> WORK TO BE COMPLETED
Tally the lines of the data that include the word "icon" and state the total, nothing else.

------------------------------------------------------------------------

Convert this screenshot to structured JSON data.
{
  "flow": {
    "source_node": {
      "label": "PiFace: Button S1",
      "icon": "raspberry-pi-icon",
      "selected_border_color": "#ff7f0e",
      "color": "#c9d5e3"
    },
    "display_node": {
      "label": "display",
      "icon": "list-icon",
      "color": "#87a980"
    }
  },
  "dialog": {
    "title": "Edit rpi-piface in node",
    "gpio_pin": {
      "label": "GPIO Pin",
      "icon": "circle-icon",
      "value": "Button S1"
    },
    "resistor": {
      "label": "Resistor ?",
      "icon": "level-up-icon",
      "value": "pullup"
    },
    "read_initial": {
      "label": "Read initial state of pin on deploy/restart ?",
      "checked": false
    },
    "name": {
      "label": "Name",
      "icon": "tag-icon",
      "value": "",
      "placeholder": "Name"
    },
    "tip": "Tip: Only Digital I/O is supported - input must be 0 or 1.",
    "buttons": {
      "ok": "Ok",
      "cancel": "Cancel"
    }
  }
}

------------------------------------------------------------------------

> ANSWER FOR THIS EXERCISE
5